The problem ▸
From the listing below, pull out every line where the string "scilicet" appears.
━━━━━━━━
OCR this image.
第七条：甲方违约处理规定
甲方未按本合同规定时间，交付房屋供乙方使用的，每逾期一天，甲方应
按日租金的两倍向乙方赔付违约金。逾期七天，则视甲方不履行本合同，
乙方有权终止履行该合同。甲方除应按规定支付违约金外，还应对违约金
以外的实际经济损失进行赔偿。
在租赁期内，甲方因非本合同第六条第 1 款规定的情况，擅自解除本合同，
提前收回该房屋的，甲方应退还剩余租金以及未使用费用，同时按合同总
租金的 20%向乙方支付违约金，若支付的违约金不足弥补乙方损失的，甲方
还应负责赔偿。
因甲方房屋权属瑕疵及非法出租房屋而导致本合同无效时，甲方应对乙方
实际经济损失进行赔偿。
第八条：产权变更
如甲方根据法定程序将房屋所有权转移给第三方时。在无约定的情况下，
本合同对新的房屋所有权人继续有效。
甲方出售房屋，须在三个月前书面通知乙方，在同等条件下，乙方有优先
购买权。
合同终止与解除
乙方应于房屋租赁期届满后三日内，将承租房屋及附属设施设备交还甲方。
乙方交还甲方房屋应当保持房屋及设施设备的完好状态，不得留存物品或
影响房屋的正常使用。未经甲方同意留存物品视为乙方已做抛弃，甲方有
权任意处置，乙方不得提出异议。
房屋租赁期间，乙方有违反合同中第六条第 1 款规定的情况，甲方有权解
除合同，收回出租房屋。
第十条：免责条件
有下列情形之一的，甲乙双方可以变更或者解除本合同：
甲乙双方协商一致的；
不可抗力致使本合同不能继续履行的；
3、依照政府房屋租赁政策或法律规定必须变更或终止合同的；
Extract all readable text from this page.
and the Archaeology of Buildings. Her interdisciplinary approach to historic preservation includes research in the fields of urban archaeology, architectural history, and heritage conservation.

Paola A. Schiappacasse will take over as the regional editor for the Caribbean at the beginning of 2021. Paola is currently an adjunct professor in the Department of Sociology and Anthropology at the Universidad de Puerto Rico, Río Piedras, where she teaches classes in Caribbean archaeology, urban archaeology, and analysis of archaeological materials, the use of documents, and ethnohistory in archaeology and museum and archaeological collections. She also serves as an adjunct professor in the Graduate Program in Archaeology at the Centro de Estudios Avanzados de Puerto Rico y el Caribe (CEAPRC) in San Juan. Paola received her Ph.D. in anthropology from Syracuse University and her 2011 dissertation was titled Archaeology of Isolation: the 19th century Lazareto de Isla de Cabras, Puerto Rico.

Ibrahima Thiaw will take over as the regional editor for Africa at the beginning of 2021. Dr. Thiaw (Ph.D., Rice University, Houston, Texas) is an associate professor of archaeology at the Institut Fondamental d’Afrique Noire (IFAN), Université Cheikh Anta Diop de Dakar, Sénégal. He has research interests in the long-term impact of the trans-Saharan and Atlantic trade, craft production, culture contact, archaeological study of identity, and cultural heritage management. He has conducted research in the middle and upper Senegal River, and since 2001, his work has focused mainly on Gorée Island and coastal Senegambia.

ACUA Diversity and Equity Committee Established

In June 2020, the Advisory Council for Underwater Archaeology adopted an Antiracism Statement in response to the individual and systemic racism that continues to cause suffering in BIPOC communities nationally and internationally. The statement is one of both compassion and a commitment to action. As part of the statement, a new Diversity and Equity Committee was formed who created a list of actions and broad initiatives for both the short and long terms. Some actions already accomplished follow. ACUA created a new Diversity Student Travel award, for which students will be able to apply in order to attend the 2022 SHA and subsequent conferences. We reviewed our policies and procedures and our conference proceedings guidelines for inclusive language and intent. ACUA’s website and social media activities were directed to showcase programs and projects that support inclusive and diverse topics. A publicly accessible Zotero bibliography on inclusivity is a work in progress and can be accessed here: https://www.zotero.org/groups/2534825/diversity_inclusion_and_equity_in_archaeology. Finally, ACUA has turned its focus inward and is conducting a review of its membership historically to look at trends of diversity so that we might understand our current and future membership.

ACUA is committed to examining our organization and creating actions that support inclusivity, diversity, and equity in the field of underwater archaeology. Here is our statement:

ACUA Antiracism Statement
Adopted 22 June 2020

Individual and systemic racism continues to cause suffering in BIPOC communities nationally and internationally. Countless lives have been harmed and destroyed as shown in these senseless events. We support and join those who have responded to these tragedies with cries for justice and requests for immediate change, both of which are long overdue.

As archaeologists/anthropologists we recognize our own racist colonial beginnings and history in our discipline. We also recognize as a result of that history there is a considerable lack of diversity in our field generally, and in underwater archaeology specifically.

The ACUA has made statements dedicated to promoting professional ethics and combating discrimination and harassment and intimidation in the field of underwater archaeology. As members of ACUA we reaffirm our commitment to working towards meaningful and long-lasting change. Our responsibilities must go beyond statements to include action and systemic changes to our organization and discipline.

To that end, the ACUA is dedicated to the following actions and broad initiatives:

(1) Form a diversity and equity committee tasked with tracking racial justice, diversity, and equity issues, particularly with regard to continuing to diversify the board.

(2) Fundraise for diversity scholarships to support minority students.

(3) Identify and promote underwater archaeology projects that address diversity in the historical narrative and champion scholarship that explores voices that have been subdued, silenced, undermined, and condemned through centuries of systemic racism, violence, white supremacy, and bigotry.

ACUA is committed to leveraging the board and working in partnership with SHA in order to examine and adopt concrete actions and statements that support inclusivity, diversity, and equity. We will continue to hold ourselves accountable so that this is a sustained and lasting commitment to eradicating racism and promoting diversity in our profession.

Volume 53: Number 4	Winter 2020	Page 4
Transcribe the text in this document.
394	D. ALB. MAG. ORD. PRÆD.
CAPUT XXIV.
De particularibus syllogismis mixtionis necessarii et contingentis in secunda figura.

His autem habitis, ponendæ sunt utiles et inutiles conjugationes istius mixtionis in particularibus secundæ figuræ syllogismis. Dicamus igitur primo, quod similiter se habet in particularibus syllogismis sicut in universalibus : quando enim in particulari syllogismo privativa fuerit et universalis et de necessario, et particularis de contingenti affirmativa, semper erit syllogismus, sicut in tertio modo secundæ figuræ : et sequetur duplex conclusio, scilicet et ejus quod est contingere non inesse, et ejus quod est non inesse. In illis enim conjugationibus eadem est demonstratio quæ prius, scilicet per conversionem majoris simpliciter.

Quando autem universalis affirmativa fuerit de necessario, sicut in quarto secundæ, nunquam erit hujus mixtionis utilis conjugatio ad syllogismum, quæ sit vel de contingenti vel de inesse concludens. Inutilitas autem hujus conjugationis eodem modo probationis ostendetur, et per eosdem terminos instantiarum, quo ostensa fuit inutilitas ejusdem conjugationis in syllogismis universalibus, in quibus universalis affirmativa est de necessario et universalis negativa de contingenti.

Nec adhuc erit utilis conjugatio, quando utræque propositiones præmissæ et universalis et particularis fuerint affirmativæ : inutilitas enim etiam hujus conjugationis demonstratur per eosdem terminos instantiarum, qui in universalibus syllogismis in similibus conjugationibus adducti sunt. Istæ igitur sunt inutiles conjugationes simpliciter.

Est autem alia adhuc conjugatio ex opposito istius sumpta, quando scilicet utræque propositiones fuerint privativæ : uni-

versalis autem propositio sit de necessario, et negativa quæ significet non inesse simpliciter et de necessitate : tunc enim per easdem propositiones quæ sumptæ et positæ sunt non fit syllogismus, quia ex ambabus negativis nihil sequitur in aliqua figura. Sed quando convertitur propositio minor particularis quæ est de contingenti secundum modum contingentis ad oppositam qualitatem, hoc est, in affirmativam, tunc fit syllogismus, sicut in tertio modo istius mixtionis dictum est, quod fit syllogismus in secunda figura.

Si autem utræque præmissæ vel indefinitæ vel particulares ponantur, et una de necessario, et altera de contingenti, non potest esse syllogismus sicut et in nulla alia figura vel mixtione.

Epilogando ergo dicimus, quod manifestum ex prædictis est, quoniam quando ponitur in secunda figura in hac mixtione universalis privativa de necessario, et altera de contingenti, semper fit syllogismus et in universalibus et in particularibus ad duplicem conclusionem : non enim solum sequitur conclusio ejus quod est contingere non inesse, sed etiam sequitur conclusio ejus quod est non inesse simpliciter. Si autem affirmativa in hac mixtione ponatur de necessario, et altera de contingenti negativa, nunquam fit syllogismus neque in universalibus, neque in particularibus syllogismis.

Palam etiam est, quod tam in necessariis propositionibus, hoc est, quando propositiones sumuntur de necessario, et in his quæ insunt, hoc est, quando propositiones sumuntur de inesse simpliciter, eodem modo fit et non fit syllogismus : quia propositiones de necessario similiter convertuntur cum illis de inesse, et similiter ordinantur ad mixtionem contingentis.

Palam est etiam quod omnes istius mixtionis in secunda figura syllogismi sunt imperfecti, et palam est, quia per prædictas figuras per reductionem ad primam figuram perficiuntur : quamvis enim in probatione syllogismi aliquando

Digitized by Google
━━━━━━━━
Task answer ▸
His autem habitis, ponendæ sunt utiles et inutiles conjugationes istius mixtionis in particularibus secundæ figuræ syllogismis. Dicamus igitur primo, quod similiter se habet in particularibus syllogismis sicut in universalibus : quando enim in particulari syllogismo privativa fuerit et universalis et de necessario, et particularis de contingenti affirmativa, semper erit syllogismus, sicut in tertio modo secundæ figuræ : et sequetur duplex conclusio, scilicet et ejus quod est contingere non inesse, et ejus quod est non inesse. In illis enim conjugationibus eadem est demonstratio quæ prius, scilicet per conversionem majoris simpliciter.
Est autem alia adhuc conjugatio ex opposito istius sumpta, quando scilicet utræque propositiones fuerint privativæ : uni-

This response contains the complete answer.